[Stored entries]

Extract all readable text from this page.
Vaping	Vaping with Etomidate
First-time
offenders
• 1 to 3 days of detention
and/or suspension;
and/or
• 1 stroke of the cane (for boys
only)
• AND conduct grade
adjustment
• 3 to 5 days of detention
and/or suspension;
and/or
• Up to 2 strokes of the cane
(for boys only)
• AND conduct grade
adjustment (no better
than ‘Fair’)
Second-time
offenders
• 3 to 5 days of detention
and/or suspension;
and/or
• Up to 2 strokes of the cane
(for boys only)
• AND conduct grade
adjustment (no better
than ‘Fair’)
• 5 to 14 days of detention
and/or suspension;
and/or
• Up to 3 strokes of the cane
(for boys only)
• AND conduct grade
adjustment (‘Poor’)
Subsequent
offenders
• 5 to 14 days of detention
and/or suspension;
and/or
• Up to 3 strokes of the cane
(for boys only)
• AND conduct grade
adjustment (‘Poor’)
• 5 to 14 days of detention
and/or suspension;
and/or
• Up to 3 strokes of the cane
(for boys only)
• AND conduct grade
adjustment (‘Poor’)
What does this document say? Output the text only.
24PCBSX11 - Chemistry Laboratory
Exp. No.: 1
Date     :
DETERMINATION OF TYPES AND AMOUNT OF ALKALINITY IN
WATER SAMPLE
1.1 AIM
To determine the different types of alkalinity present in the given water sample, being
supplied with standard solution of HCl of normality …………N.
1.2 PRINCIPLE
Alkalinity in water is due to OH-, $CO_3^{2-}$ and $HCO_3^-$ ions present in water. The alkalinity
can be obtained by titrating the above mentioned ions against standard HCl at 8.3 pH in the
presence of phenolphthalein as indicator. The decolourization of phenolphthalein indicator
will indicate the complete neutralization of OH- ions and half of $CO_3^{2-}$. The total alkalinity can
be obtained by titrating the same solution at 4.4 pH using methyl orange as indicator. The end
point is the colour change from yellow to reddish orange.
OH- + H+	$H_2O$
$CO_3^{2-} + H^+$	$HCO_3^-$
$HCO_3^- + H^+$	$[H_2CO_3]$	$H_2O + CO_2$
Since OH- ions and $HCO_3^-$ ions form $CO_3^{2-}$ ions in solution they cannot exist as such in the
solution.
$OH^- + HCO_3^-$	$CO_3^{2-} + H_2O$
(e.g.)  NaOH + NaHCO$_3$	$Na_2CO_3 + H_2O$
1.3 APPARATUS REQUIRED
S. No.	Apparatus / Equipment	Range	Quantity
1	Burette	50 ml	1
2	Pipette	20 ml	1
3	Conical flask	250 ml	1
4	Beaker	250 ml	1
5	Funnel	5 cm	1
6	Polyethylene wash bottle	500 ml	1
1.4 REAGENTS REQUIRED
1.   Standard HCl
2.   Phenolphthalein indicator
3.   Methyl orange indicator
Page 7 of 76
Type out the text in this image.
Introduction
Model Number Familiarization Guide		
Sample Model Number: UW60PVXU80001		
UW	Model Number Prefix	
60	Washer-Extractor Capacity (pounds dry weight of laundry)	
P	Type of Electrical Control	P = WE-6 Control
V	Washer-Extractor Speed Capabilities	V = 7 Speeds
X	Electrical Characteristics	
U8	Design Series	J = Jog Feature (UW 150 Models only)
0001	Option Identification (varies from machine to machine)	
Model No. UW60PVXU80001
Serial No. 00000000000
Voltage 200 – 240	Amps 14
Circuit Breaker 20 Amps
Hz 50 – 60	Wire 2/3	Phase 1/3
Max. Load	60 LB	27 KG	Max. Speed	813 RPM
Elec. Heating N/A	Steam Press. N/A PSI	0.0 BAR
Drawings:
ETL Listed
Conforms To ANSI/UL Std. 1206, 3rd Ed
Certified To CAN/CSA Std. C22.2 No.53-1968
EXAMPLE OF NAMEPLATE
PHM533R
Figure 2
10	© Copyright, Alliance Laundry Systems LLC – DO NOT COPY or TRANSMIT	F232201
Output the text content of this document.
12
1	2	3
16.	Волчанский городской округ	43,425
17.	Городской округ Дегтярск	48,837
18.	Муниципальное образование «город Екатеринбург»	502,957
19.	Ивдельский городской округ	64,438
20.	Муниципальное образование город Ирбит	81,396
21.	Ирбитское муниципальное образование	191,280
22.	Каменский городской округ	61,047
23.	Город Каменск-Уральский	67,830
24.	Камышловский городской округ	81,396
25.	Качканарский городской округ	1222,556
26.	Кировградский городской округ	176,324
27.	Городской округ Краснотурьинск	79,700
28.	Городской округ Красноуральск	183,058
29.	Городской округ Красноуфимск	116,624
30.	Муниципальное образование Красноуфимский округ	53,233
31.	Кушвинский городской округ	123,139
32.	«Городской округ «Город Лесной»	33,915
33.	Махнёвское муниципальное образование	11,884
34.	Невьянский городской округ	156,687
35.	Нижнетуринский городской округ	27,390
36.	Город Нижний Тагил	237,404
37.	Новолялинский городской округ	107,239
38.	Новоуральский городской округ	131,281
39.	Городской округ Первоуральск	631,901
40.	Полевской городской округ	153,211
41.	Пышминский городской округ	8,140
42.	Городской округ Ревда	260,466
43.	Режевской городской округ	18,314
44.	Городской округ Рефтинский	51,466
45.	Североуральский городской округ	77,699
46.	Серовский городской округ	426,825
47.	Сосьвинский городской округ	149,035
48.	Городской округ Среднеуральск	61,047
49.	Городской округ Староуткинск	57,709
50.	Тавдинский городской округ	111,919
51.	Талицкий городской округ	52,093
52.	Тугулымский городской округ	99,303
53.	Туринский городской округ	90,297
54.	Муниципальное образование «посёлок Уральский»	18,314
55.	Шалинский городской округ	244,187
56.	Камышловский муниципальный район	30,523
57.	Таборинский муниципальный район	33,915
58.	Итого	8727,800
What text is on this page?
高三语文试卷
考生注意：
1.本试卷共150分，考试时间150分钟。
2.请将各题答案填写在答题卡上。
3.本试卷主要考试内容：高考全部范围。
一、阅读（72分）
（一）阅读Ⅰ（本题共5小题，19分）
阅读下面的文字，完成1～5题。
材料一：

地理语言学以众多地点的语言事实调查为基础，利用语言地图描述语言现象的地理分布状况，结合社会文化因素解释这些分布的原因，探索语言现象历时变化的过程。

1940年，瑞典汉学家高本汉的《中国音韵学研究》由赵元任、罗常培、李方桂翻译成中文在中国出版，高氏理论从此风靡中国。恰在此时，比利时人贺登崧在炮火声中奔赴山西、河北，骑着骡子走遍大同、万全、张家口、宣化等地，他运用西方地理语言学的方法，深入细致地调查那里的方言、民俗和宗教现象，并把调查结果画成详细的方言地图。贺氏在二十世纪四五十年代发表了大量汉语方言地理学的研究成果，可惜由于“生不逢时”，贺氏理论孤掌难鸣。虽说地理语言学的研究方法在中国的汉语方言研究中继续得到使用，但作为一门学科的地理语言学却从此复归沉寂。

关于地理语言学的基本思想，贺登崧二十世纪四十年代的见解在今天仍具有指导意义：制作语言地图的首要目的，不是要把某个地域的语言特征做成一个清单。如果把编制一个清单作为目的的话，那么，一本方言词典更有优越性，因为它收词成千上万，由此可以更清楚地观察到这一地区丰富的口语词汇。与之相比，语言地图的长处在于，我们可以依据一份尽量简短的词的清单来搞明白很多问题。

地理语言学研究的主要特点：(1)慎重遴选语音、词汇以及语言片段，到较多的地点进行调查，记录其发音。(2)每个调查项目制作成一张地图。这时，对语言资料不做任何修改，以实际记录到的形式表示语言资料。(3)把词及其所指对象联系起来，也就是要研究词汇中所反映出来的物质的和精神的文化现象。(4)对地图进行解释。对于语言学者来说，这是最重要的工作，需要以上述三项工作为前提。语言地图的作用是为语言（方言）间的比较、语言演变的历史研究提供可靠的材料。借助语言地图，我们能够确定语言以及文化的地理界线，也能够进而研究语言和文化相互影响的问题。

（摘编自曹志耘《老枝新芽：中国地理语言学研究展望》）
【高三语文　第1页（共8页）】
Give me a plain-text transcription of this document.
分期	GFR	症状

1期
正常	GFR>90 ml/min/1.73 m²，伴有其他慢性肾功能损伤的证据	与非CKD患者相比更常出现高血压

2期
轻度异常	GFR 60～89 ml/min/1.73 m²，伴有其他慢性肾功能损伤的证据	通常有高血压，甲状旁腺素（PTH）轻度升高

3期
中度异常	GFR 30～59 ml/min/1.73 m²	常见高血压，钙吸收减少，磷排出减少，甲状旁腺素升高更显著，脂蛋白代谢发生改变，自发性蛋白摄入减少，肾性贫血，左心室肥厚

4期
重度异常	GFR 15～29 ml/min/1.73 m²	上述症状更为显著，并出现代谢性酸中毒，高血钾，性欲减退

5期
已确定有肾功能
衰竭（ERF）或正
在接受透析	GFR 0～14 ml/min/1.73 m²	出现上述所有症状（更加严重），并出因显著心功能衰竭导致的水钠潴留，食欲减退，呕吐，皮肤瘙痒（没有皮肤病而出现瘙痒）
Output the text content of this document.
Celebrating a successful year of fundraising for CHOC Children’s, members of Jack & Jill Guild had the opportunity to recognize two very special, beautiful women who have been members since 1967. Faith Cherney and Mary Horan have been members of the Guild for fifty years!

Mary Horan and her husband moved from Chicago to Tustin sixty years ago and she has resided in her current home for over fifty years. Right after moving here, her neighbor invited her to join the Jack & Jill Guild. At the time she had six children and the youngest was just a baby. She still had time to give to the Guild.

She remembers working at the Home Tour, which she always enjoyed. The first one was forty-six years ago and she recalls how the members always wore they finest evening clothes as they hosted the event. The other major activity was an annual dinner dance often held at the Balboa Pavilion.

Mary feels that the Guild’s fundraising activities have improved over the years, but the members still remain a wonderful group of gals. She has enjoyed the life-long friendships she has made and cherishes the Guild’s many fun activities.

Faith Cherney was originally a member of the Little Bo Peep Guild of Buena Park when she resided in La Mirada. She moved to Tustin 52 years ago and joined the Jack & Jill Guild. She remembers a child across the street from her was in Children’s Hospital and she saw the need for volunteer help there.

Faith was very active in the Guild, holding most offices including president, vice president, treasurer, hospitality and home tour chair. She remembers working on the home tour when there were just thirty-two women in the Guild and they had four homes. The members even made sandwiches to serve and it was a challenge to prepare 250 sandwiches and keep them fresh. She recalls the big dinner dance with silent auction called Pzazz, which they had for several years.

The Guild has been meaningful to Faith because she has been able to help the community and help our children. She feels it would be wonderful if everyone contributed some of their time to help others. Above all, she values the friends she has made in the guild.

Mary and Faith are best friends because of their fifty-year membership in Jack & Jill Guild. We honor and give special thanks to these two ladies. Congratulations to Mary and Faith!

**Stated exercise**:
Provide the count, and nothing else, of lines in the data above where the word "fundraising" occurs.

**Output for this exercise**:
2